» **Aim of the exercise**
Compile every line that includes the word "this".

» **The records**
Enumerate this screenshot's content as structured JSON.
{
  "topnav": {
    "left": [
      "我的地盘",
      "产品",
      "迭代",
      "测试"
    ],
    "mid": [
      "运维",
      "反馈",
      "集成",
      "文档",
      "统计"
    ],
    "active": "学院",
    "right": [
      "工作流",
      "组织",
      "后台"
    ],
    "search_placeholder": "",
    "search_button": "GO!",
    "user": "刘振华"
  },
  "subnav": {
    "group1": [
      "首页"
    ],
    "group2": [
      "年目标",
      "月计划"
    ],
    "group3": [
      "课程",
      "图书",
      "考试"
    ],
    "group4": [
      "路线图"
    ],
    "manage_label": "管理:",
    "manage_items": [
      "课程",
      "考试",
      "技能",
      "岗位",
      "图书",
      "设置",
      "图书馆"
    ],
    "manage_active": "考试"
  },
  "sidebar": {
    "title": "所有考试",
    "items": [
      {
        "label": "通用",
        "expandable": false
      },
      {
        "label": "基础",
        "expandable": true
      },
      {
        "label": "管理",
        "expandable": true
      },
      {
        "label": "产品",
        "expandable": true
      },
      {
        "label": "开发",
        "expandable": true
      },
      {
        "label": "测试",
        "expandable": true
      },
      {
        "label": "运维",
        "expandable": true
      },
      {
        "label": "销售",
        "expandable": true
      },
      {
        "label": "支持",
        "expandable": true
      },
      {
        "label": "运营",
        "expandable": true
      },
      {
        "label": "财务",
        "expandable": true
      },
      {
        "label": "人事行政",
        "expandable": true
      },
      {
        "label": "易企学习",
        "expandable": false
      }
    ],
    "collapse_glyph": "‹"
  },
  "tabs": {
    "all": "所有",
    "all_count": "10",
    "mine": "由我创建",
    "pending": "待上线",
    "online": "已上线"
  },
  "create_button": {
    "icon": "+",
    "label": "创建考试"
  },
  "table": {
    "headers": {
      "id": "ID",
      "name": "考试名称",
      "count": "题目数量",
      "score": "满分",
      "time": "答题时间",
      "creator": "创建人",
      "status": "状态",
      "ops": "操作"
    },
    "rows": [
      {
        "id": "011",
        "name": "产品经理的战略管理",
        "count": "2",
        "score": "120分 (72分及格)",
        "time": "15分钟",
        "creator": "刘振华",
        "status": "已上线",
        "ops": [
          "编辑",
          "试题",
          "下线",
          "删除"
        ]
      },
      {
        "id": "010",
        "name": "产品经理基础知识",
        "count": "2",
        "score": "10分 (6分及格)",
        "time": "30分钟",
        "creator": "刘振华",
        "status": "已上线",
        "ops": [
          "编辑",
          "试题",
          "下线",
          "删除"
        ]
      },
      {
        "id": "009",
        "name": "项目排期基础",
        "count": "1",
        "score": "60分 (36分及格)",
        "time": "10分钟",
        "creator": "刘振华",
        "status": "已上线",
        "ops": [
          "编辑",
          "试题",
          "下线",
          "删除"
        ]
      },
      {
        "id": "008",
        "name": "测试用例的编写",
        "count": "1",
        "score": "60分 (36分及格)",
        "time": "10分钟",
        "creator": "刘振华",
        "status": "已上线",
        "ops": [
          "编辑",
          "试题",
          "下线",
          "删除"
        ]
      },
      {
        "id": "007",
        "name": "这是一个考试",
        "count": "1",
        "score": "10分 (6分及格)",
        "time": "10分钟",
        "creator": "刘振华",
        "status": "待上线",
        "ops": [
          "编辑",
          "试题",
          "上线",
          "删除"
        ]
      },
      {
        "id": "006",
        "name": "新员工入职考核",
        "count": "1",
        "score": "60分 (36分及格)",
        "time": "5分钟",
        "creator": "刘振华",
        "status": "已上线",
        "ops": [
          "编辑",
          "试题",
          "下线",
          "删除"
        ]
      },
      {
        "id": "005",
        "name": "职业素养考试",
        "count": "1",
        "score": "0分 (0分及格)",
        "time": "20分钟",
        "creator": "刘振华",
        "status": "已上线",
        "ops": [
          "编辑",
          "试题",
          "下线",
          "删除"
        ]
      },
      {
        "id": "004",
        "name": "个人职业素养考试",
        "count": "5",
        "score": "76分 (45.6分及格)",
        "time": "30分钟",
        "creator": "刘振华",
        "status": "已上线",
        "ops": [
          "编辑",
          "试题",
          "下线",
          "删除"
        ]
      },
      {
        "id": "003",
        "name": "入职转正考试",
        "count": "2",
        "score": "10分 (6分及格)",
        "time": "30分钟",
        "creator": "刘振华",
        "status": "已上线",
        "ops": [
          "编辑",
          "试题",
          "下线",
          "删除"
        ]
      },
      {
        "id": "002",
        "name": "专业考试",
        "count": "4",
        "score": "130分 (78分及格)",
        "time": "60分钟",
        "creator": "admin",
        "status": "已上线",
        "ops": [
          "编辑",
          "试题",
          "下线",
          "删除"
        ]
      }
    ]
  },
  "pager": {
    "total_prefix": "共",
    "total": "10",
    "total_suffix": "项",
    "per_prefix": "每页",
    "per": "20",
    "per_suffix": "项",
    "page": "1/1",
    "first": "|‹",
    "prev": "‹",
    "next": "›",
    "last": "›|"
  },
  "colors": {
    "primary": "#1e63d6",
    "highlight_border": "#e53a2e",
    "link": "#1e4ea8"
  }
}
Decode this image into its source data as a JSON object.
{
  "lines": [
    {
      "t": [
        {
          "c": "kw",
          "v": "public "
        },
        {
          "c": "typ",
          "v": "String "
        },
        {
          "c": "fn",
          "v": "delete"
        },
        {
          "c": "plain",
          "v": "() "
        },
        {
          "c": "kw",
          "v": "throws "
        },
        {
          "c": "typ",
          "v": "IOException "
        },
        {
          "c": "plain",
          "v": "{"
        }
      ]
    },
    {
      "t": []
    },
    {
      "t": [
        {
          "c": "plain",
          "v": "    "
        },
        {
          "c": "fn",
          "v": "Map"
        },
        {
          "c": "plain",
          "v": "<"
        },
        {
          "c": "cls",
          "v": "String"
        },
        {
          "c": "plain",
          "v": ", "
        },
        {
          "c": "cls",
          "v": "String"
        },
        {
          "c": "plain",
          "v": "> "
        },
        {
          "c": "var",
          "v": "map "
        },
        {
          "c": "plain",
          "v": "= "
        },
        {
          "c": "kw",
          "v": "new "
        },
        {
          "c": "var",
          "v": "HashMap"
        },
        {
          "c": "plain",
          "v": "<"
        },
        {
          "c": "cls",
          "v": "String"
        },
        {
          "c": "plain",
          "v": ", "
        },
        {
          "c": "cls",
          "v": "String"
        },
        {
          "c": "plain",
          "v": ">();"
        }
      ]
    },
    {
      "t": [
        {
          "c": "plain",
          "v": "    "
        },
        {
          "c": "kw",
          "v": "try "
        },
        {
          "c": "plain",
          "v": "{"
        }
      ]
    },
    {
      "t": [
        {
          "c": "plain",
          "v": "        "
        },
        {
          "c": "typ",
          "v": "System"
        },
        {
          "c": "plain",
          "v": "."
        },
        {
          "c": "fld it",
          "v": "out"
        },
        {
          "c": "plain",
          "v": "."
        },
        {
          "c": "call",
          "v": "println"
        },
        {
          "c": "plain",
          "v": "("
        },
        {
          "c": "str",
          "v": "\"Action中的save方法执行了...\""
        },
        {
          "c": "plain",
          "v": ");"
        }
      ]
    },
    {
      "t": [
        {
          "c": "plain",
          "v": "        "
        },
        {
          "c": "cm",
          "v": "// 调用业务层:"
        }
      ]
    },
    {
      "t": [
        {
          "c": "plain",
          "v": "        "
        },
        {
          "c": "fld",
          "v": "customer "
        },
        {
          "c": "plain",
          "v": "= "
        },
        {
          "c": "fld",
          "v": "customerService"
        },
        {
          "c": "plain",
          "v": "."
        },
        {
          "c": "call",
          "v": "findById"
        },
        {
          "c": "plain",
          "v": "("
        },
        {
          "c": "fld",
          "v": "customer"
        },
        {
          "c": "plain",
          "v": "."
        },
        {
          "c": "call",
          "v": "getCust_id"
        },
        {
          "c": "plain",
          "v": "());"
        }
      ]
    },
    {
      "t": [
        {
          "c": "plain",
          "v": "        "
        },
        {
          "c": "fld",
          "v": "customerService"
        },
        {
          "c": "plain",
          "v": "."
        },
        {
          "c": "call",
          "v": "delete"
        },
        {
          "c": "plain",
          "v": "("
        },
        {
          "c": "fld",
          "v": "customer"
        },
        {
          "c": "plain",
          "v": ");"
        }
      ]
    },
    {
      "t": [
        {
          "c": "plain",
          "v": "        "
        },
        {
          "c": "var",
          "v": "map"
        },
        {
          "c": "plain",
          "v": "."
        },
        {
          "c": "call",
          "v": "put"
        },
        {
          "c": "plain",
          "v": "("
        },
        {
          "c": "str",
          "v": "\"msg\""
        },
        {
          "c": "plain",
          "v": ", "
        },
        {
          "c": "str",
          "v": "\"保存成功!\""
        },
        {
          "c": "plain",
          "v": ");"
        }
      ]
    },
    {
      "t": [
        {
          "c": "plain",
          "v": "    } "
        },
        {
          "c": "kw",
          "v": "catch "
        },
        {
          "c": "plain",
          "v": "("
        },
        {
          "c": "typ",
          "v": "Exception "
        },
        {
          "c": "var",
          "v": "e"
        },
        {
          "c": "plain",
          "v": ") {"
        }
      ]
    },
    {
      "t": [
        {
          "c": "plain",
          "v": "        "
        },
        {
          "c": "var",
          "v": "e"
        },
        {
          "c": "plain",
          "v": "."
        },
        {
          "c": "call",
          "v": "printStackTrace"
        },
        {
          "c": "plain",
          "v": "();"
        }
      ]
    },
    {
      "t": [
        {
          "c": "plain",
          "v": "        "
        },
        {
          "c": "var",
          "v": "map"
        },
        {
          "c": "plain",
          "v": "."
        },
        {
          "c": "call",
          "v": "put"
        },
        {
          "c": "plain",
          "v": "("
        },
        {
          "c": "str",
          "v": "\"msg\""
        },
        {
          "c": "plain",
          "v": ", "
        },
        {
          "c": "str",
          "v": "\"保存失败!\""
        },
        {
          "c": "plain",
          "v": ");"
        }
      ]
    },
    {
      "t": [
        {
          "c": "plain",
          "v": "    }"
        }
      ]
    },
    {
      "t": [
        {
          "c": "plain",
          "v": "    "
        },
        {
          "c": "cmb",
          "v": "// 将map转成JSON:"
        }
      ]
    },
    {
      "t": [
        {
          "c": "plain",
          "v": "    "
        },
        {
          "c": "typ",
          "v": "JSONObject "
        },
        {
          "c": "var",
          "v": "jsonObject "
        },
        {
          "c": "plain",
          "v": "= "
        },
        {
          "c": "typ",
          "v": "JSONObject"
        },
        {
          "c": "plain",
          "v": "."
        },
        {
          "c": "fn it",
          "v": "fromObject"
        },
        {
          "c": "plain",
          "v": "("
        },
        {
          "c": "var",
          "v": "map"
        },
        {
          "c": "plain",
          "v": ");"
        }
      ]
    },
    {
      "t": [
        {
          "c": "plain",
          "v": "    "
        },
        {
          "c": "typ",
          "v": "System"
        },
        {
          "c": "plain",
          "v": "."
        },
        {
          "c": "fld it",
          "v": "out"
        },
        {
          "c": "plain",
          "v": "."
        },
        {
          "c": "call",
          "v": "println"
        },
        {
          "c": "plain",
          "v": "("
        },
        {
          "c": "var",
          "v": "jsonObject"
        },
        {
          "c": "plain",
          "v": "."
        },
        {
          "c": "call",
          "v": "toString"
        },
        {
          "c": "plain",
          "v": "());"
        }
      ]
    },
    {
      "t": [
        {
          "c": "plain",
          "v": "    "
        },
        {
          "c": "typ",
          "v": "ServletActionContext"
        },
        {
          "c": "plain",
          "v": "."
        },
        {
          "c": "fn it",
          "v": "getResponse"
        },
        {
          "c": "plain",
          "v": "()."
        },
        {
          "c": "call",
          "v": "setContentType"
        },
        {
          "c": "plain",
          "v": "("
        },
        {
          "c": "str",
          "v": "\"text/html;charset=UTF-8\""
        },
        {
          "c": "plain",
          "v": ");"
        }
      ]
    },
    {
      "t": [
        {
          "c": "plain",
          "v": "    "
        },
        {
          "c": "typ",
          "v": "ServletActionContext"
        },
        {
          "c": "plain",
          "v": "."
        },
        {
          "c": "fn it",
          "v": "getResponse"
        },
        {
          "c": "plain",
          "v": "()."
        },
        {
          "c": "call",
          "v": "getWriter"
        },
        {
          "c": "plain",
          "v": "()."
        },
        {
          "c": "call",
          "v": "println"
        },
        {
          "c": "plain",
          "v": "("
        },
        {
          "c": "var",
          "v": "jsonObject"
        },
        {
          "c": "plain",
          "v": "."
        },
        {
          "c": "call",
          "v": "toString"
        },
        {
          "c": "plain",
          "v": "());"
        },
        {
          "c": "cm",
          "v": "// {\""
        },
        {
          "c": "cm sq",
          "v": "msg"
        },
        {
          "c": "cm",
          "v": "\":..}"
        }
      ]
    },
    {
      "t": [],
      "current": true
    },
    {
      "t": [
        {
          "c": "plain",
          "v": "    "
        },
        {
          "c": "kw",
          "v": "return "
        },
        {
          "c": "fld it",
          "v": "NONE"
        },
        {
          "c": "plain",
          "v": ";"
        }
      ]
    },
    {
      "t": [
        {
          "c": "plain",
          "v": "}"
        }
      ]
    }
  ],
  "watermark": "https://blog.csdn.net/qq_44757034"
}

» **Worked answer**
Enumerate this screenshot's content as structured JSON.
Decode this image into its source data as a JSON object.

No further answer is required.